## [Passage shown]
Hey Mark,
thanks for your reply. Will do. Results will follow in a couple of minutes.
Yes the custom sorts are doing something tricky. :) I'll try to explain them in
few words and paste the code.
But even w/o them 2.9 is slower. Testcase 2 and 3 have only different lucene
jars.
CustomFieldComparatorPrefix.java:
a field containing for example releaseDates for sorting. But there's different
releaseDates for a single document and different countries for example. They're
prefixed and comma separated in a single field.
Here's the code:
public final class CustomFieldComparatorPrefix extends FieldComparatorSource {
/**
*
*/
private static final long serialVersionUID = 200907240001L;
private final String prefix;
public CustomFieldComparatorPrefix(String prefix) {
this.prefix = prefix;
}
/*
* (non-Javadoc)
*
* @see
*
org.apache.lucene.search.FieldComparatorSource#newComparator(java.lang
* .String, int, int, boolean)
*/
public FieldComparator newComparator(final String fieldname, final int
numHits,
int sortPos, boolean reversed) throws IOException {
return new FieldComparator() {
private int[] currentReaderValues;
private int[] values = new int[numHits];
private int bottom;
/*
* (non-Javadoc)
*
* @see
org.apache.lucene.search.FieldComparator#compare(int, int)

## [Set problem A]
In the Lucene sorting post, what is the only difference between testcase 2 and testcase 3?
## [Set problem B]
Continue the Lucene sorting post from its last line shown.

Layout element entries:
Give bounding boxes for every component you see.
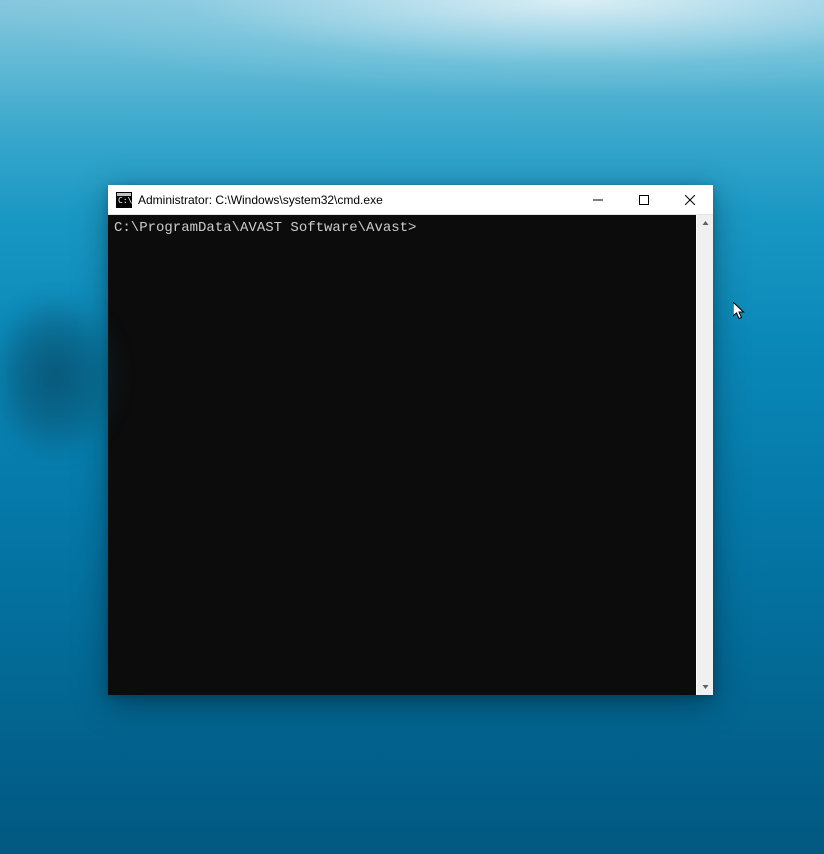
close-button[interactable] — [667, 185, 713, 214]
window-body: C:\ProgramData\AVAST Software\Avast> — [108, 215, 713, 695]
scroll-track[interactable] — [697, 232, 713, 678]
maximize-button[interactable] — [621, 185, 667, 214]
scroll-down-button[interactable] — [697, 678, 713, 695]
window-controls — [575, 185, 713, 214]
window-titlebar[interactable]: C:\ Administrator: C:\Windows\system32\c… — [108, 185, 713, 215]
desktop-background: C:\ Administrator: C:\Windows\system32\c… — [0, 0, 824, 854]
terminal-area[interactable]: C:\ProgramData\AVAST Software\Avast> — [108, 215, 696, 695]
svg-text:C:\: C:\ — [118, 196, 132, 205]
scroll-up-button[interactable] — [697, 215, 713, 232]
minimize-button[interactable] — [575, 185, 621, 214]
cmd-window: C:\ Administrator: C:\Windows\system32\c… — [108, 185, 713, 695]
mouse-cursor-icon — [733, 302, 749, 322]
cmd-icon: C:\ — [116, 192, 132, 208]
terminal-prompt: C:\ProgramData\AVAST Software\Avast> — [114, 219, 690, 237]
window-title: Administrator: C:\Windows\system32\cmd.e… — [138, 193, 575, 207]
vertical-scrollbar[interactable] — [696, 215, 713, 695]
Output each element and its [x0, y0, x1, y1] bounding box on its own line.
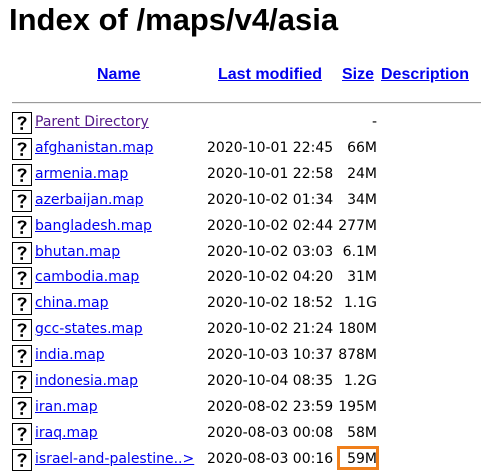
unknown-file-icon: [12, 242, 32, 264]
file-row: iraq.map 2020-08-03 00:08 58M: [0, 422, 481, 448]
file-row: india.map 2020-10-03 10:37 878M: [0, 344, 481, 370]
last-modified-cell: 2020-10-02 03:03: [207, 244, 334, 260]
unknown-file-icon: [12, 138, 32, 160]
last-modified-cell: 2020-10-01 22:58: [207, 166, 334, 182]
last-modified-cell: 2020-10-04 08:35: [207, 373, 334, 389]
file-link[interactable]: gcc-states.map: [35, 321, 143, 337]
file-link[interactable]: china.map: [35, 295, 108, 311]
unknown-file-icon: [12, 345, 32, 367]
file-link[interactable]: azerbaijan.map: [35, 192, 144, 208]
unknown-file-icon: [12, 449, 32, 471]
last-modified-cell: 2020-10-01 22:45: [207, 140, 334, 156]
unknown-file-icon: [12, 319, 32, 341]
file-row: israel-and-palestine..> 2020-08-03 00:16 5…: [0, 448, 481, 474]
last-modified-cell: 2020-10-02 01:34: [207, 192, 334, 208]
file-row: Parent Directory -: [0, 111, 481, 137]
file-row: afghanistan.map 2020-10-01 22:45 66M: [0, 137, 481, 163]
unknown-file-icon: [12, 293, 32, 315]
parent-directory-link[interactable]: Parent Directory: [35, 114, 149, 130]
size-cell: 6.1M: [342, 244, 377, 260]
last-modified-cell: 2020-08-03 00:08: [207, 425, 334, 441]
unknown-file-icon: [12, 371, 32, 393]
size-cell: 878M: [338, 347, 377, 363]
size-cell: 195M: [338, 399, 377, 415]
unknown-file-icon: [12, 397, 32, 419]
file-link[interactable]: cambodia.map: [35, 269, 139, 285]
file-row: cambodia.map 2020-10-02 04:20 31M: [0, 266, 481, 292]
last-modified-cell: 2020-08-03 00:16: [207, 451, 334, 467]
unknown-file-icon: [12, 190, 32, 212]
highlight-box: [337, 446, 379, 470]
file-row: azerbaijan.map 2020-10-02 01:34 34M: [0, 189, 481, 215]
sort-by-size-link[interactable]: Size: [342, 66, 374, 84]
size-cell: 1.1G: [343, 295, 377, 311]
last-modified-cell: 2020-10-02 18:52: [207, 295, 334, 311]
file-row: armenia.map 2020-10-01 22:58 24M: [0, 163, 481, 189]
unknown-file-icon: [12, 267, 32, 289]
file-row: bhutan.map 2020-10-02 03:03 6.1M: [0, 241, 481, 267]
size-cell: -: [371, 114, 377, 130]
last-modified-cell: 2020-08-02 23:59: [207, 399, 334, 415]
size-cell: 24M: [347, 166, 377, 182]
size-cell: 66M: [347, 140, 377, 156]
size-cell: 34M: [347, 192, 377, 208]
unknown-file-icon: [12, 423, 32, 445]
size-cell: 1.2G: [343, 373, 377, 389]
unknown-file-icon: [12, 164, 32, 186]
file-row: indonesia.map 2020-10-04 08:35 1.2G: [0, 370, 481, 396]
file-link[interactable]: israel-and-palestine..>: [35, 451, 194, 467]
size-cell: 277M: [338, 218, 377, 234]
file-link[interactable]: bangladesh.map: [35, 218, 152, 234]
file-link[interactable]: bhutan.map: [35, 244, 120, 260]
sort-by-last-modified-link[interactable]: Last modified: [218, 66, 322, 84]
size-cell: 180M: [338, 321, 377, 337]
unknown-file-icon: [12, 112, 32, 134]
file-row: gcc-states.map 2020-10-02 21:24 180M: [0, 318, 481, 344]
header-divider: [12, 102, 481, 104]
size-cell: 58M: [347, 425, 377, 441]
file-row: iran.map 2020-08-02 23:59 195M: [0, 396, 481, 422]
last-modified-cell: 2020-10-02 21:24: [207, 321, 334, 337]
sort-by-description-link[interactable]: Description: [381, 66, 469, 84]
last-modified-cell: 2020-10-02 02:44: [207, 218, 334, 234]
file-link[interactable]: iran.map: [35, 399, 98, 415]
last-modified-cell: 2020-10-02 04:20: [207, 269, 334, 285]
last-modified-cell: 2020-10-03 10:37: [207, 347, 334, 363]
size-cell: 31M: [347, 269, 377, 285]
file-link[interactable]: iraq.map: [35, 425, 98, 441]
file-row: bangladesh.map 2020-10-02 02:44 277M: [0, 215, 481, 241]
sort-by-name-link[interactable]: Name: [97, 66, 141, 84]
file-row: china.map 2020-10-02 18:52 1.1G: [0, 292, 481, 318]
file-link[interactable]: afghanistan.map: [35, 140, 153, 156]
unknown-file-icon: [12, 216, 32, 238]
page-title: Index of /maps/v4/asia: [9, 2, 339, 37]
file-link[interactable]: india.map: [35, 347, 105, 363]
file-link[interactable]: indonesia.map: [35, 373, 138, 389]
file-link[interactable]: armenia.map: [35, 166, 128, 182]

## [Task answer A]
They differ only in their Lucene jars.

## [Task answer B]
*/
public int compare(int slot1, int slot2) {
// TODO: there are sneaky non-branch ways to
compute
// -1/+1/0 sign
// Cannot return values[slot1] - values[slot2]
because that
// may overflow
final int v1 = values[slot1];
final int v2 = values[slot2];
if (v1 > v2) {
return 1;
} else if (v1 < v2) {
return -1;
} else {
return 0;
}
}
/*
* (non-Javadoc)
*
* @see
org.apache.lucene.search.FieldComparator#compareBottom(int)
*/
public int compareBottom(int doc) throws IOException {
// TODO: there are sneaky non-branch ways to
compute
// -1/+1/0 sign
// Cannot return bottom - values[slot2] because
that
// may overflow
final int v2 = currentReaderValues[doc];
if (bottom > v2) {
return 1;
} else if (bottom < v2) {
return -1;
} else {
return 0;
}
}
/*
* (non-Javadoc)
*
* @see
org.apache.lucene.search.FieldComparator#copy(int, int)
*/
public void copy(int slot, int doc) throws IOException {
values[slot] = currentReaderValues[doc];
}
/*
* (non-Javadoc)
*
* @see
org.apache.lucene.search.FieldComparator#setBottom(int)
*/
public void setBottom(int slot) {
this.bottom = values[slot];
}
/*
* (non-Javadoc)
*
* @see
org.apache.lucene.search.FieldComparator#sortType()
*/
public int sortType() {
return SortField.CUSTOM;
}
/*
* (non-Javadoc)
*
* @see
org.apache.lucene.search.FieldComparator#value(int)
*/
public Comparable<Integer> value(int slot) {
return new Integer(values[slot]);
}
@Override
public void setNextReader(IndexReader reader, int
docBase) throws IOException {
currentReaderValues =
FieldCache.DEFAULT.getInts(reader, fieldname, new
PrefixedIntParser(prefix));
}
};
}
}
CustomFieldComparatorPosition.java:
works similar to the one above. But in the field are different positions for
different contentgroups. Example "10_1,11_5,14_1". Whereas the prefix are
defining the contentgroup id and the digit after the underscore is the actual
position to define the documents place in the sort order.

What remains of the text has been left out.